* WHAT THIS TASK INVOLVES
Scan the material that follows. Copy every line containing the word "Creative".

* RAW RECORDS

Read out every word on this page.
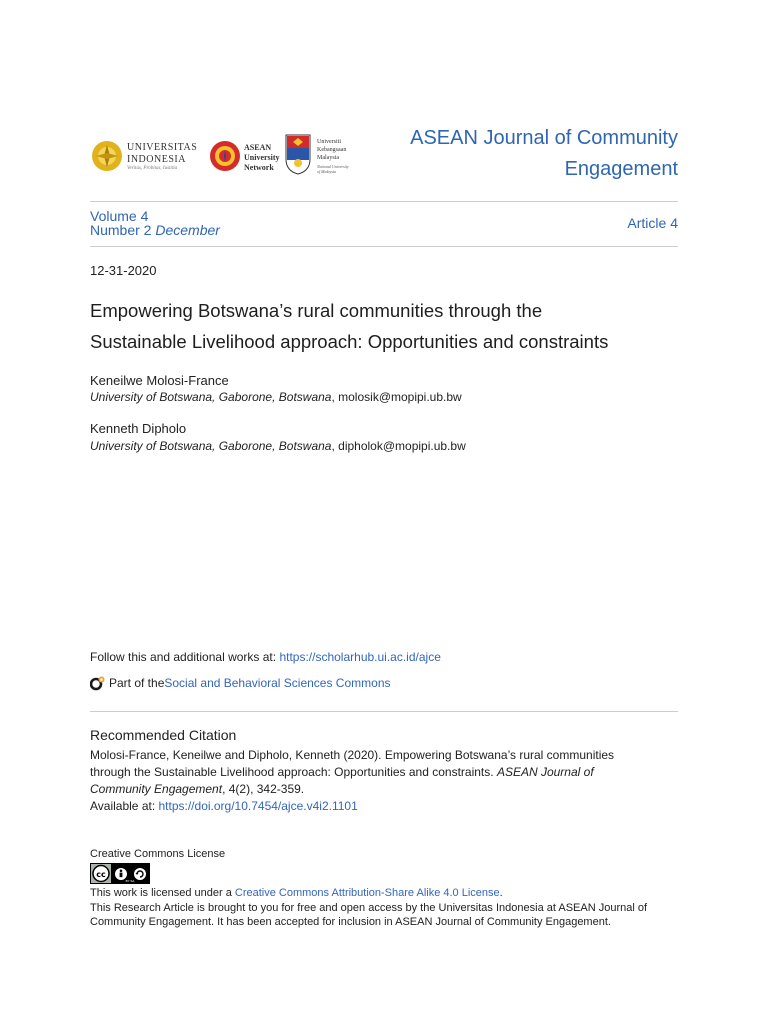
UNIVERSITAS
INDONESIA
Veritas, Probitas, Iustitia
ASEAN
University
Network
Universiti
Kebangsaan
Malaysia
National University
of Malaysia
ASEAN Journal of Community
Engagement
Volume 4
Number 2 December	Article 4
12-31-2020
Empowering Botswana’s rural communities through the
Sustainable Livelihood approach: Opportunities and constraints
Keneilwe Molosi-France
University of Botswana, Gaborone, Botswana, molosik@mopipi.ub.bw
Kenneth Dipholo
University of Botswana, Gaborone, Botswana, dipholok@mopipi.ub.bw
Follow this and additional works at: https://scholarhub.ui.ac.id/ajce
Part of the Social and Behavioral Sciences Commons
Recommended Citation
Molosi-France, Keneilwe and Dipholo, Kenneth (2020). Empowering Botswana’s rural communities
through the Sustainable Livelihood approach: Opportunities and constraints. ASEAN Journal of
Community Engagement, 4(2), 342-359.
Available at: https://doi.org/10.7454/ajce.v4i2.1101
Creative Commons License
cc
BY SA
This work is licensed under a Creative Commons Attribution-Share Alike 4.0 License.
This Research Article is brought to you for free and open access by the Universitas Indonesia at ASEAN Journal of
Community Engagement. It has been accepted for inclusion in ASEAN Journal of Community Engagement.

* EXPECTED ANSWER
Creative Commons License
This work is licensed under a Creative Commons Attribution-Share Alike 4.0 License.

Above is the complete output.